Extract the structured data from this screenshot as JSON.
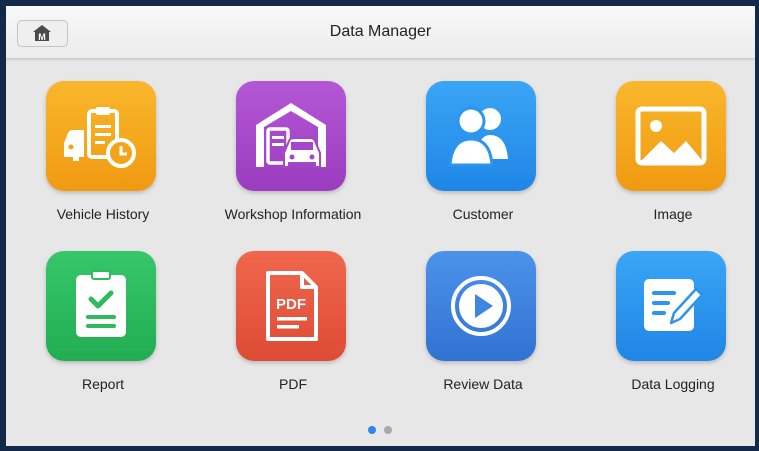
{
  "header": {
    "title": "Data Manager",
    "home_icon_letter": "M"
  },
  "apps": [
    {
      "label": "Vehicle History",
      "icon": "vehicle-history-icon",
      "color": "#f4a419"
    },
    {
      "label": "Workshop Information",
      "icon": "workshop-icon",
      "color": "#a646c8"
    },
    {
      "label": "Customer",
      "icon": "customer-icon",
      "color": "#2c95ef"
    },
    {
      "label": "Image",
      "icon": "image-icon",
      "color": "#f4a419"
    },
    {
      "label": "Report",
      "icon": "report-icon",
      "color": "#2dbb5e"
    },
    {
      "label": "PDF",
      "icon": "pdf-icon",
      "color": "#ea5a42",
      "icon_text": "PDF"
    },
    {
      "label": "Review Data",
      "icon": "review-data-icon",
      "color": "#3f86e0"
    },
    {
      "label": "Data Logging",
      "icon": "data-logging-icon",
      "color": "#2c95ef"
    }
  ],
  "pagination": {
    "current": 1,
    "total": 2,
    "active_color": "#2c87ee",
    "inactive_color": "#aaaaaa"
  }
}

---------------

From the records above, work out how many lines contain the string "label". Give only the number.

## Solution for this problem
8